The request: Return all lines with the word "水鸟居然是雪白色的" in them.

Data supplied:
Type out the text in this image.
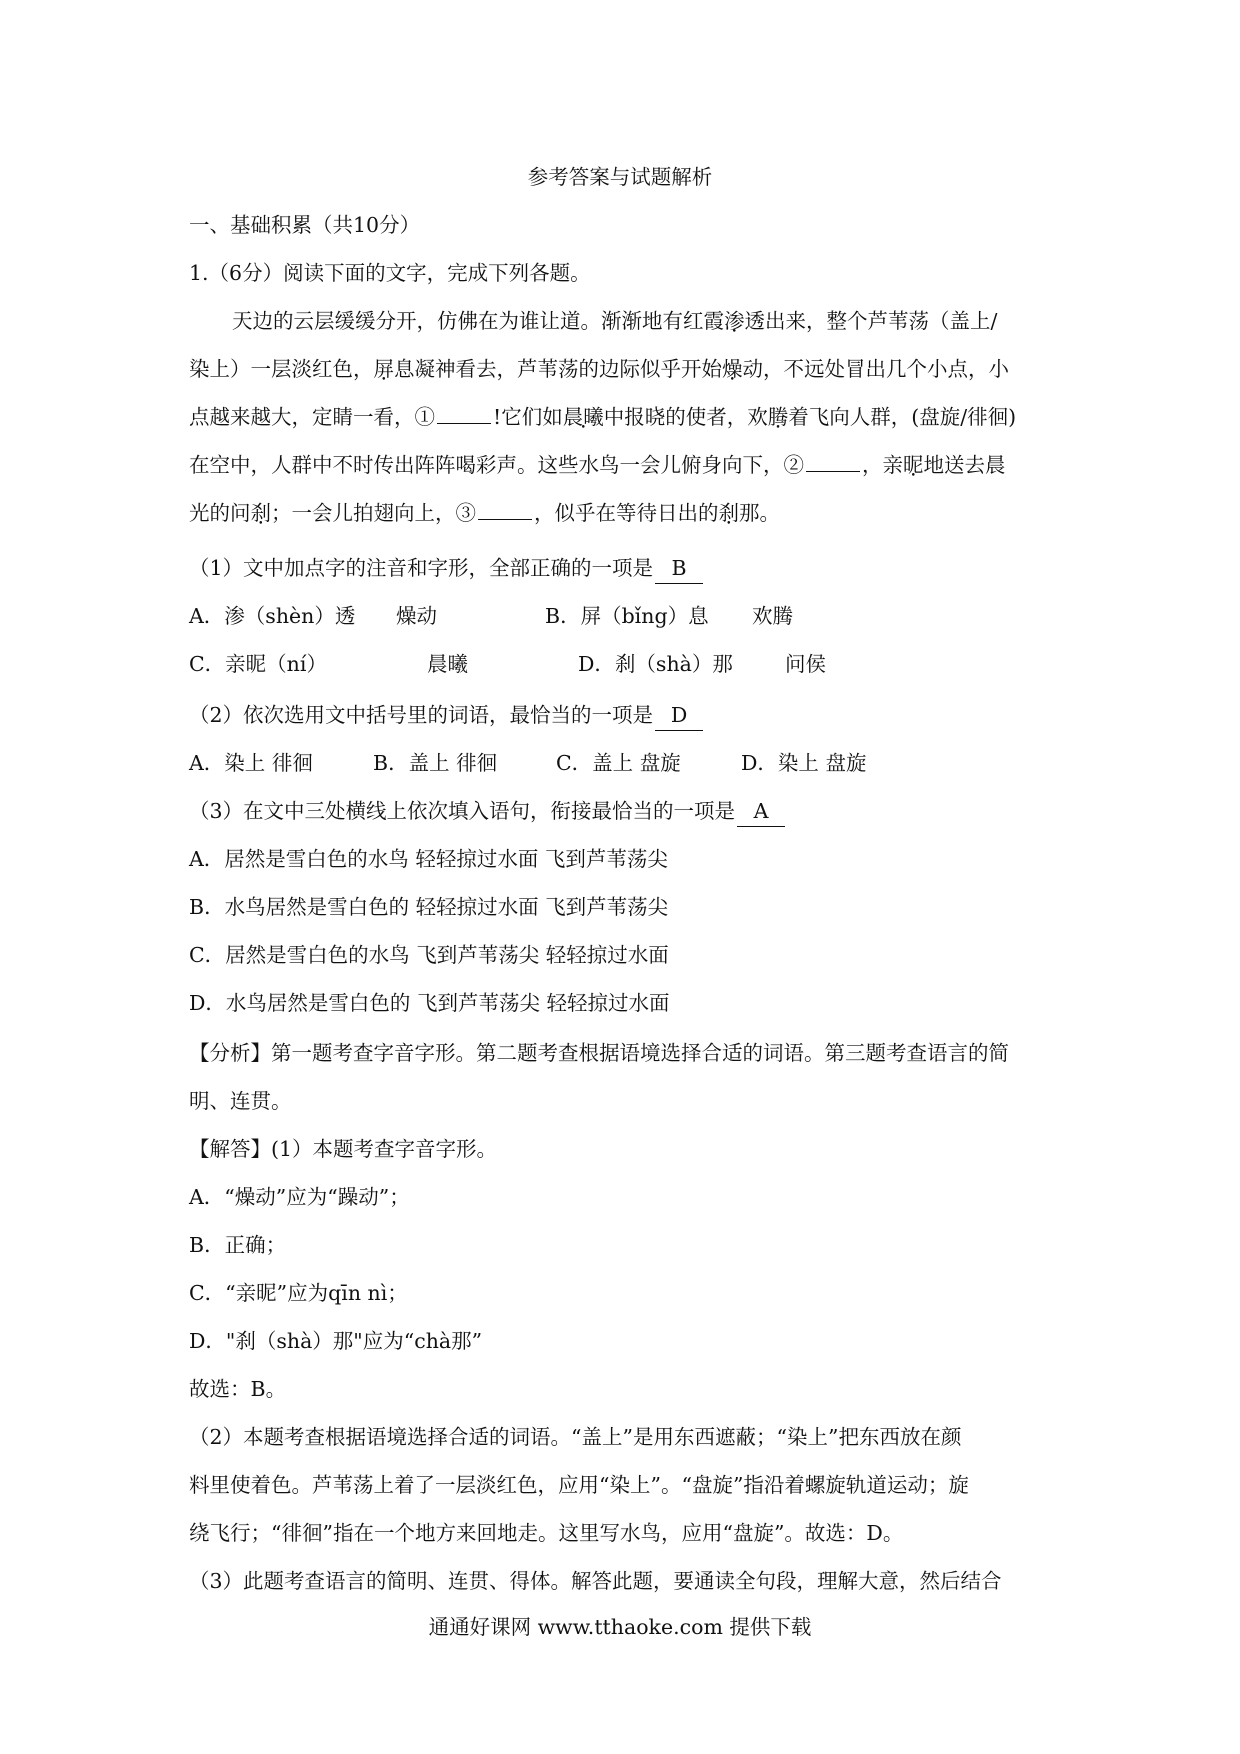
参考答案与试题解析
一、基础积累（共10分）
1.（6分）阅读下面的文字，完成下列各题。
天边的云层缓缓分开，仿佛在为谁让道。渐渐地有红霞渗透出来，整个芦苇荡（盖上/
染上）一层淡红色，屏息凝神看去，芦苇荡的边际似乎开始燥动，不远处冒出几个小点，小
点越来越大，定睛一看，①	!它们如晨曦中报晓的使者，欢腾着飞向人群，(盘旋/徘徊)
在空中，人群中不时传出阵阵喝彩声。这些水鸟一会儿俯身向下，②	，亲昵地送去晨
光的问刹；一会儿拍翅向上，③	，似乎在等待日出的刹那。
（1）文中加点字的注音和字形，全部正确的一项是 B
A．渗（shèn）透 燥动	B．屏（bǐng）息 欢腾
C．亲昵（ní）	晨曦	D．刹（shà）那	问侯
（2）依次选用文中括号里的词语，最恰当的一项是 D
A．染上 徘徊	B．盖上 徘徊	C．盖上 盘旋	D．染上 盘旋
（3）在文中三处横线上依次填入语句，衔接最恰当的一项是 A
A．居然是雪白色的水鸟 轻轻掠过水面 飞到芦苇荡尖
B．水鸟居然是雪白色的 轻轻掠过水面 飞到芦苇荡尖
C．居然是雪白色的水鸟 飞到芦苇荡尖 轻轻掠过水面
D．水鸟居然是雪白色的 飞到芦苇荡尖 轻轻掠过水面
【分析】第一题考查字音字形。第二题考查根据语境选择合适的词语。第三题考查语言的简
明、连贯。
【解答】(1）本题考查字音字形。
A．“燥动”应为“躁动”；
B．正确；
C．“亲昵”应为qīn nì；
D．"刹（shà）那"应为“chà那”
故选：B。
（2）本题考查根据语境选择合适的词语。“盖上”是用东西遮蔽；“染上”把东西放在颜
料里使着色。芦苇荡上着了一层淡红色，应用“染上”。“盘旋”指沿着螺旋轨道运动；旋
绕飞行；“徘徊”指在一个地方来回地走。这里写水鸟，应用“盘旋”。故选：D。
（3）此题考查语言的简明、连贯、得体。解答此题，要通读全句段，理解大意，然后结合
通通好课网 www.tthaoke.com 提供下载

Exercise response:
B．水鸟居然是雪白色的 轻轻掠过水面 飞到芦苇荡尖
D．水鸟居然是雪白色的 飞到芦苇荡尖 轻轻掠过水面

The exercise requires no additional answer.